▶ _What the exercise asks_: All of the data below must be repeated exactly.

▶ _Dataset records_:
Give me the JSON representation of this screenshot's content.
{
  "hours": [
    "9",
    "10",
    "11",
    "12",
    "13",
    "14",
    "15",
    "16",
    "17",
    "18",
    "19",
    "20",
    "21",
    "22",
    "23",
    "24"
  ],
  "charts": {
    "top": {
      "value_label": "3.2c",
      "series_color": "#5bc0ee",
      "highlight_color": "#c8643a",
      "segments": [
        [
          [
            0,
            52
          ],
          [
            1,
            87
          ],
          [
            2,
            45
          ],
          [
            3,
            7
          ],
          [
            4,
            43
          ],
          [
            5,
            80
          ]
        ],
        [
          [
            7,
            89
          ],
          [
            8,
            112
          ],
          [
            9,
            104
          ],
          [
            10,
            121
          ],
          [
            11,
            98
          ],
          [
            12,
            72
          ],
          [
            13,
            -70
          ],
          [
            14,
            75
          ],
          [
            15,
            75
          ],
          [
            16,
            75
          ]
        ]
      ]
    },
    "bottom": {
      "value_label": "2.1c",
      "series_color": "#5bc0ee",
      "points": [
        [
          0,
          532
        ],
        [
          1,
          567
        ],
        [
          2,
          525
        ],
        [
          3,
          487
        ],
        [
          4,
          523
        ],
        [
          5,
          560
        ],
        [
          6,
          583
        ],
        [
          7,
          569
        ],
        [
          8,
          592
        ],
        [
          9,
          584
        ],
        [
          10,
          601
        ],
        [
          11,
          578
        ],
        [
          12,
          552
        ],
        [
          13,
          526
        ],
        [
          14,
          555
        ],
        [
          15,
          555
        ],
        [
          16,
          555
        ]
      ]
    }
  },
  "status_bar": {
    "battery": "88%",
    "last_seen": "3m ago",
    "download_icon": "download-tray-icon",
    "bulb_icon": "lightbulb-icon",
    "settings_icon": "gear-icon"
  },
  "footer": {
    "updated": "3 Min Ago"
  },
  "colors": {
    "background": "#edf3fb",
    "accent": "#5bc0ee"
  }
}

▶ _Result of this exercise_:
Give me the JSON representation of this screenshot's content.
{
  "hours": [
    "9",
    "10",
    "11",
    "12",
    "13",
    "14",
    "15",
    "16",
    "17",
    "18",
    "19",
    "20",
    "21",
    "22",
    "23",
    "24"
  ],
  "charts": {
    "top": {
      "value_label": "3.2c",
      "series_color": "#5bc0ee",
      "highlight_color": "#c8643a",
      "segments": [
        [
          [
            0,
            52
          ],
          [
            1,
            87
          ],
          [
            2,
            45
          ],
          [
            3,
            7
          ],
          [
            4,
            43
          ],
          [
            5,
            80
          ]
        ],
        [
          [
            7,
            89
          ],
          [
            8,
            112
          ],
          [
            9,
            104
          ],
          [
            10,
            121
          ],
          [
            11,
            98
          ],
          [
            12,
            72
          ],
          [
            13,
            -70
          ],
          [
            14,
            75
          ],
          [
            15,
            75
          ],
          [
            16,
            75
          ]
        ]
      ]
    },
    "bottom": {
      "value_label": "2.1c",
      "series_color": "#5bc0ee",
      "points": [
        [
          0,
          532
        ],
        [
          1,
          567
        ],
        [
          2,
          525
        ],
        [
          3,
          487
        ],
        [
          4,
          523
        ],
        [
          5,
          560
        ],
        [
          6,
          583
        ],
        [
          7,
          569
        ],
        [
          8,
          592
        ],
        [
          9,
          584
        ],
        [
          10,
          601
        ],
        [
          11,
          578
        ],
        [
          12,
          552
        ],
        [
          13,
          526
        ],
        [
          14,
          555
        ],
        [
          15,
          555
        ],
        [
          16,
          555
        ]
      ]
    }
  },
  "status_bar": {
    "battery": "88%",
    "last_seen": "3m ago",
    "download_icon": "download-tray-icon",
    "bulb_icon": "lightbulb-icon",
    "settings_icon": "gear-icon"
  },
  "footer": {
    "updated": "3 Min Ago"
  },
  "colors": {
    "background": "#edf3fb",
    "accent": "#5bc0ee"
  }
}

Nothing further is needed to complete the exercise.